_What this task involves_.
Look for the string "Adolf" and copy every line that has it.

_Recorded data_.
• • • • • • •
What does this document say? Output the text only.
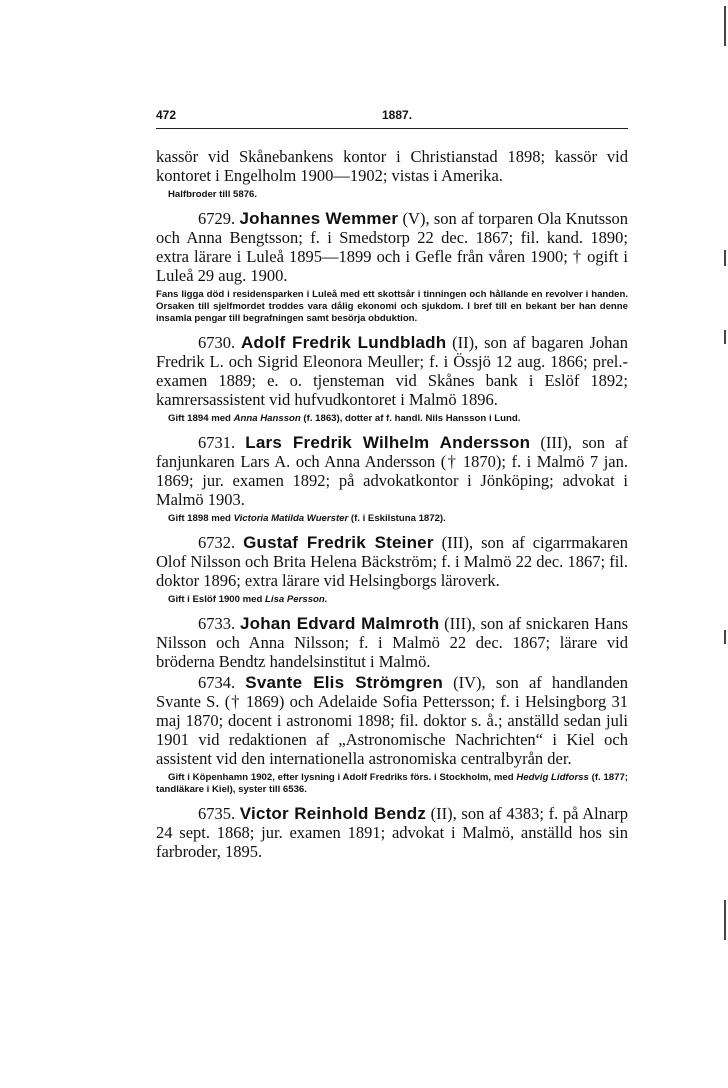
472	1887.

kassör vid Skånebankens kontor i Christianstad 1898; kassör vid kontoret i Engelholm 1900—1902; vistas i Amerika.

Halfbroder till 5876.

6729. Johannes Wemmer (V), son af torparen Ola Knutsson och Anna Bengtsson; f. i Smedstorp 22 dec. 1867; fil. kand. 1890; extra lärare i Luleå 1895—1899 och i Gefle från våren 1900; † ogift i Luleå 29 aug. 1900.

Fans ligga död i residensparken i Luleå med ett skottsår i tinningen och hållande en revolver i handen. Orsaken till sjelfmordet troddes vara dålig ekonomi och sjukdom. I bref till en bekant ber han denne insamla pengar till begrafningen samt besörja obduktion.

6730. Adolf Fredrik Lundbladh (II), son af bagaren Johan Fredrik L. och Sigrid Eleonora Meuller; f. i Össjö 12 aug. 1866; prel.-examen 1889; e. o. tjensteman vid Skånes bank i Eslöf 1892; kamrersassistent vid hufvudkontoret i Malmö 1896.

Gift 1894 med Anna Hansson (f. 1863), dotter af f. handl. Nils Hansson i Lund.

6731. Lars Fredrik Wilhelm Andersson (III), son af fanjunkaren Lars A. och Anna Andersson († 1870); f. i Malmö 7 jan. 1869; jur. examen 1892; på advokatkontor i Jönköping; advokat i Malmö 1903.

Gift 1898 med Victoria Matilda Wuerster (f. i Eskilstuna 1872).

6732. Gustaf Fredrik Steiner (III), son af cigarrmakaren Olof Nilsson och Brita Helena Bäckström; f. i Malmö 22 dec. 1867; fil. doktor 1896; extra lärare vid Helsingborgs läroverk.

Gift i Eslöf 1900 med Lisa Persson.

6733. Johan Edvard Malmroth (III), son af snickaren Hans Nilsson och Anna Nilsson; f. i Malmö 22 dec. 1867; lärare vid bröderna Bendtz handelsinstitut i Malmö.

6734. Svante Elis Strömgren (IV), son af handlanden Svante S. († 1869) och Adelaide Sofia Pettersson; f. i Helsingborg 31 maj 1870; docent i astronomi 1898; fil. doktor s. å.; anställd sedan juli 1901 vid redaktionen af „Astronomische Nachrichten“ i Kiel och assistent vid den internationella astronomiska centralbyrån der.

Gift i Köpenhamn 1902, efter lysning i Adolf Fredriks förs. i Stockholm, med Hedvig Lidforss (f. 1877; tandläkare i Kiel), syster till 6536.

6735. Victor Reinhold Bendz (II), son af 4383; f. på Alnarp 24 sept. 1868; jur. examen 1891; advokat i Malmö, anställd hos sin farbroder, 1895.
• • • • • • •
_Answer to this task_.
6730. Adolf Fredrik Lundbladh (II), son af bagaren Johan Fredrik L. och Sigrid Eleonora Meuller; f. i Össjö 12 aug. 1866; prel.-examen 1889; e. o. tjensteman vid Skånes bank i Eslöf 1892; kamrersassistent vid hufvudkontoret i Malmö 1896.
Gift i Köpenhamn 1902, efter lysning i Adolf Fredriks förs. i Stockholm, med Hedvig Lidforss (f. 1877; tandläkare i Kiel), syster till 6536.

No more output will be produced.